#### Data excerpts
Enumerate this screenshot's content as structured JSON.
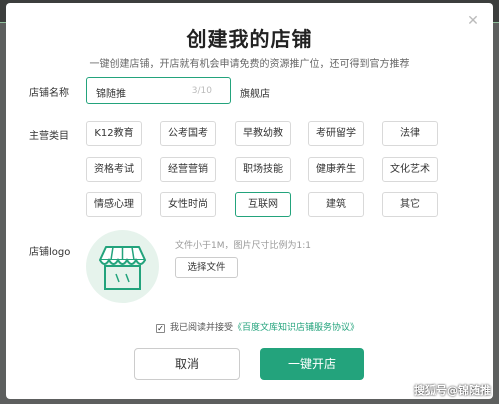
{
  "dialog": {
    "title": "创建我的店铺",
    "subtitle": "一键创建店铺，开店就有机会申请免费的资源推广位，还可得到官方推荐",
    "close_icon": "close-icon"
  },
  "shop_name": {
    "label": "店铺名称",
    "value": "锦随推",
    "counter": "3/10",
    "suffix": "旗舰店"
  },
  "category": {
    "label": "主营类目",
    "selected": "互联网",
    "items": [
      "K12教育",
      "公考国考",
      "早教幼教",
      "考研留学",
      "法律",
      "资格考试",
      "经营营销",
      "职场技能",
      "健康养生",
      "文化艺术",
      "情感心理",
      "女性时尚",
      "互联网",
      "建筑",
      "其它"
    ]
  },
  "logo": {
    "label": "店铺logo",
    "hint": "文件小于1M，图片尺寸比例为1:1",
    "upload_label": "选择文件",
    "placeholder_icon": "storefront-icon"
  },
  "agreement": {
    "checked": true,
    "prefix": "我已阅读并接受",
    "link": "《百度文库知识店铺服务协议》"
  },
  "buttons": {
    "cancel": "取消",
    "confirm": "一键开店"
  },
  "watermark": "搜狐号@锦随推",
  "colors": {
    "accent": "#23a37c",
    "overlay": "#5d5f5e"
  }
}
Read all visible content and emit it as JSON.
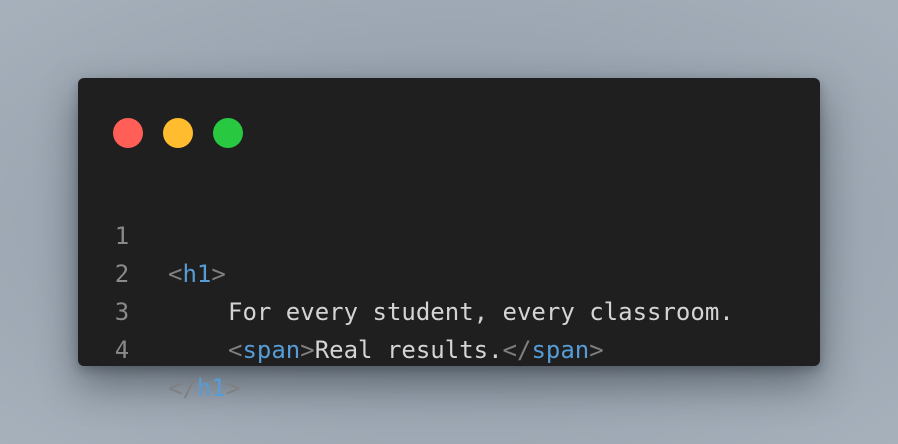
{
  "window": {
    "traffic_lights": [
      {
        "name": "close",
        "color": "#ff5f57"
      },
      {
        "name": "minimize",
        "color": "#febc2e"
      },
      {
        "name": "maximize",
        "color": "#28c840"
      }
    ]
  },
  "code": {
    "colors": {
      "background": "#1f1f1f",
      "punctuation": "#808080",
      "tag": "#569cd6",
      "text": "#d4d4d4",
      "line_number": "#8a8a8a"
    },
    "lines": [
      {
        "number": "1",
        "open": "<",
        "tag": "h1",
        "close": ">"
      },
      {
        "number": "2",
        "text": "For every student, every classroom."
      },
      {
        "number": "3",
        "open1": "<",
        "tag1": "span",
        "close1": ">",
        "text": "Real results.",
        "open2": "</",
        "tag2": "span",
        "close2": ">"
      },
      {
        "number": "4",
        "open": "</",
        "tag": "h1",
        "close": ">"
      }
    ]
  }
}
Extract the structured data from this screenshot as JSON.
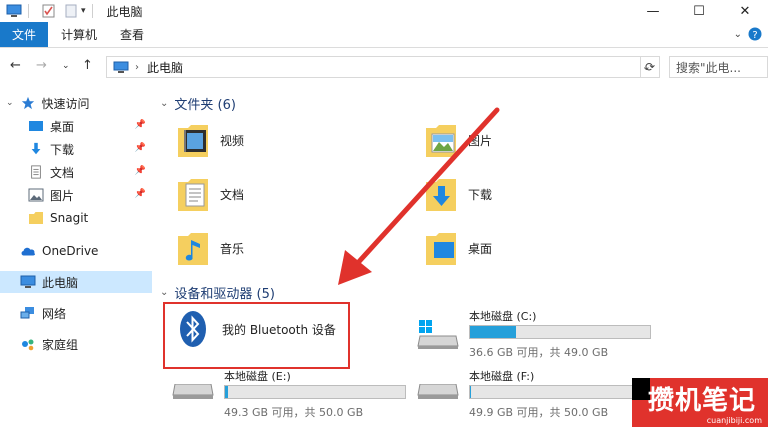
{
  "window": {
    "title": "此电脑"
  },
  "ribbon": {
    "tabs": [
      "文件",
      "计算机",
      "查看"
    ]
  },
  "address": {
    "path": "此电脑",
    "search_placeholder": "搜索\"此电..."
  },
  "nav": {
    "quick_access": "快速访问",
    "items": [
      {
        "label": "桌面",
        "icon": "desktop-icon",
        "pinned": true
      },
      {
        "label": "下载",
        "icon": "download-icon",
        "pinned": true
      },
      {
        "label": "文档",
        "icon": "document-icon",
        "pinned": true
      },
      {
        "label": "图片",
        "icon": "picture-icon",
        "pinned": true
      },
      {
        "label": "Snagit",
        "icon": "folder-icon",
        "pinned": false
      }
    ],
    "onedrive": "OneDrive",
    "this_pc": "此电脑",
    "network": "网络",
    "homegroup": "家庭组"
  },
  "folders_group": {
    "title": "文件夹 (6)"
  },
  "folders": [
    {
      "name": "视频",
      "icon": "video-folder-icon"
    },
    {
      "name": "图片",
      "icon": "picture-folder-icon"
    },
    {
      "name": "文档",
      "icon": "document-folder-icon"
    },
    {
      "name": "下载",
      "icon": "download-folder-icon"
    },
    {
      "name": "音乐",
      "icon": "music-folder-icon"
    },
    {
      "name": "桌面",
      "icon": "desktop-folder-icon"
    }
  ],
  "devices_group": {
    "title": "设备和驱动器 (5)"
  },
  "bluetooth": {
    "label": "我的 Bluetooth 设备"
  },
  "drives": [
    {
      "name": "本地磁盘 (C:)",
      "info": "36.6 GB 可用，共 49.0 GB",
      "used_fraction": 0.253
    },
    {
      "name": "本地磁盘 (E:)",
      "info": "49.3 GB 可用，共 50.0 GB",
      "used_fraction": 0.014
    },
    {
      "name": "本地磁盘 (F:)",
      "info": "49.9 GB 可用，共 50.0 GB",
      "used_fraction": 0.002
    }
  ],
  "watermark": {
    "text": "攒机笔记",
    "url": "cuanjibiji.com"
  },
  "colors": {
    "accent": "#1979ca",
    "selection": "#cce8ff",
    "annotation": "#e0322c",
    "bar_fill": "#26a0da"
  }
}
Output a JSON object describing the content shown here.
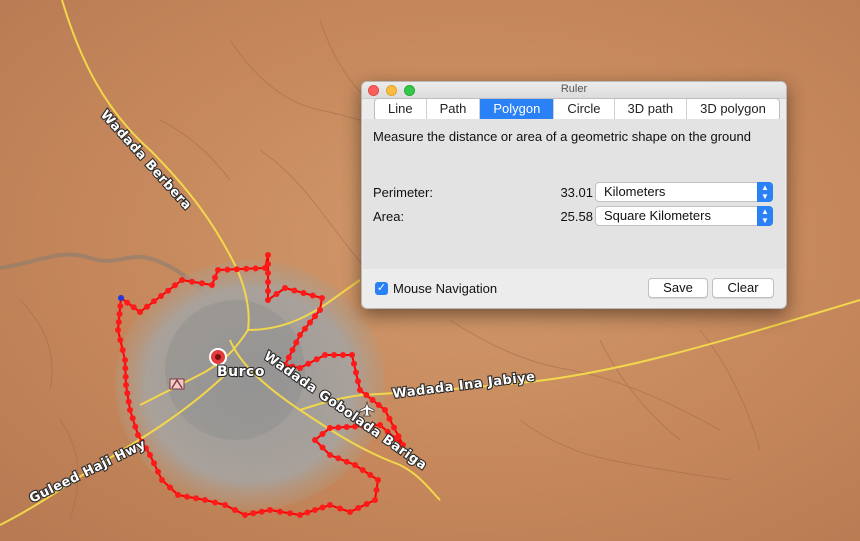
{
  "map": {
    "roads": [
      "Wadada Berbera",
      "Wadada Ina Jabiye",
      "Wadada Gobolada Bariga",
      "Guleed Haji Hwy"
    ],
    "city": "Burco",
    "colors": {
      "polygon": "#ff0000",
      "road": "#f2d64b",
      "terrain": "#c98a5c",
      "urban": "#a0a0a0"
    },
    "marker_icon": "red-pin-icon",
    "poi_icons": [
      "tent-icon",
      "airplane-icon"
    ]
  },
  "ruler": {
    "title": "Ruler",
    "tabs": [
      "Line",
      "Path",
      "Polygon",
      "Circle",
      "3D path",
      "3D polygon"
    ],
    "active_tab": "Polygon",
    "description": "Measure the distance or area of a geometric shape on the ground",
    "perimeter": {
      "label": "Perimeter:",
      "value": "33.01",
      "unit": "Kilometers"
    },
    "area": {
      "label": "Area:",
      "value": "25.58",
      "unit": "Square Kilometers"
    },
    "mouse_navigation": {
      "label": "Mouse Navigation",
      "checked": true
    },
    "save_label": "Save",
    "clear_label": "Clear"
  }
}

...

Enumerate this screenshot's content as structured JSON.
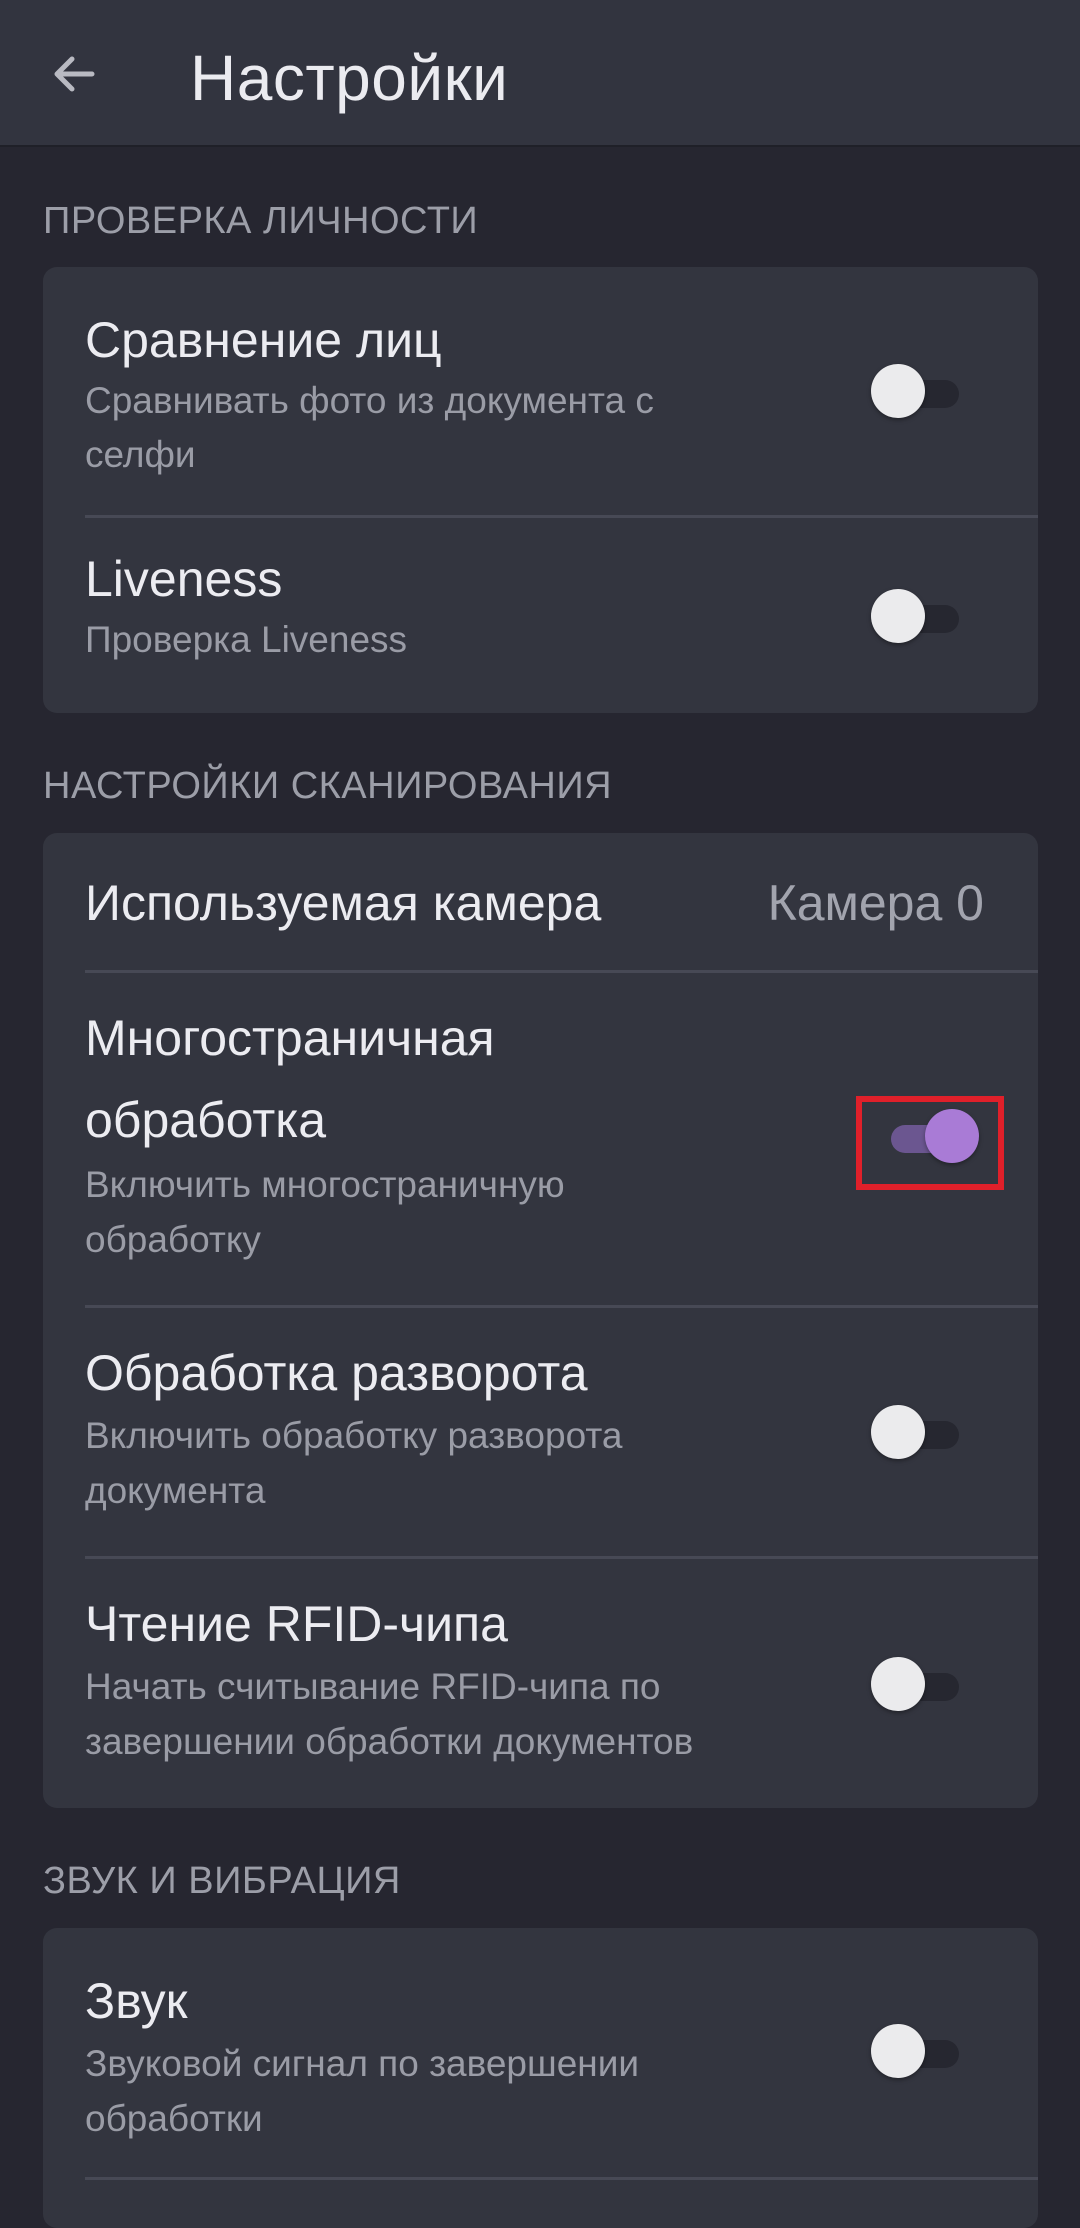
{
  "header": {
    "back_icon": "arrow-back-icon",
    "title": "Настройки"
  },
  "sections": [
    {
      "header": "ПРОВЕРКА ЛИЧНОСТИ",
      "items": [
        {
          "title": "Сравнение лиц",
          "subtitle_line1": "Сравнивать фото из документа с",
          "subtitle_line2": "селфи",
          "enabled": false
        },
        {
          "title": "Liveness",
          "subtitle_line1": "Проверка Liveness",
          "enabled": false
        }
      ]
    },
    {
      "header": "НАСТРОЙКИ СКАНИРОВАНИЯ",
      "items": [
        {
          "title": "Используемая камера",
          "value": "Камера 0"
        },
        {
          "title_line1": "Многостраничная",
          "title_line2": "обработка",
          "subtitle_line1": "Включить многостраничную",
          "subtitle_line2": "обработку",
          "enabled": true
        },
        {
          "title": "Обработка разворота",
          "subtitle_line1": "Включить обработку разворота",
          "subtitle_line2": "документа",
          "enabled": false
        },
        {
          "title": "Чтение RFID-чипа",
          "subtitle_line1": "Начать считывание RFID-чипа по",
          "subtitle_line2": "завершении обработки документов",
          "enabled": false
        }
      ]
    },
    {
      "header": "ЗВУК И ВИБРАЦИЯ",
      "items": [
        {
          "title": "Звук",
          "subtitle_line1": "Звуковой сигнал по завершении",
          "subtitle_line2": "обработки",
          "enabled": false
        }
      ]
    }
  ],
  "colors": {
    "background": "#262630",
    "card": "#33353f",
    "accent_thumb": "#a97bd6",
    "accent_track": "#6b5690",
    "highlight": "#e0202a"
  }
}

#### WHAT YOU NEED TO DO
Copy each line of the records containing the string "обработку".

#### OUTPUT OF THE TASK
          "subtitle_line2": "обработку",
          "subtitle_line1": "Включить обработку разворота",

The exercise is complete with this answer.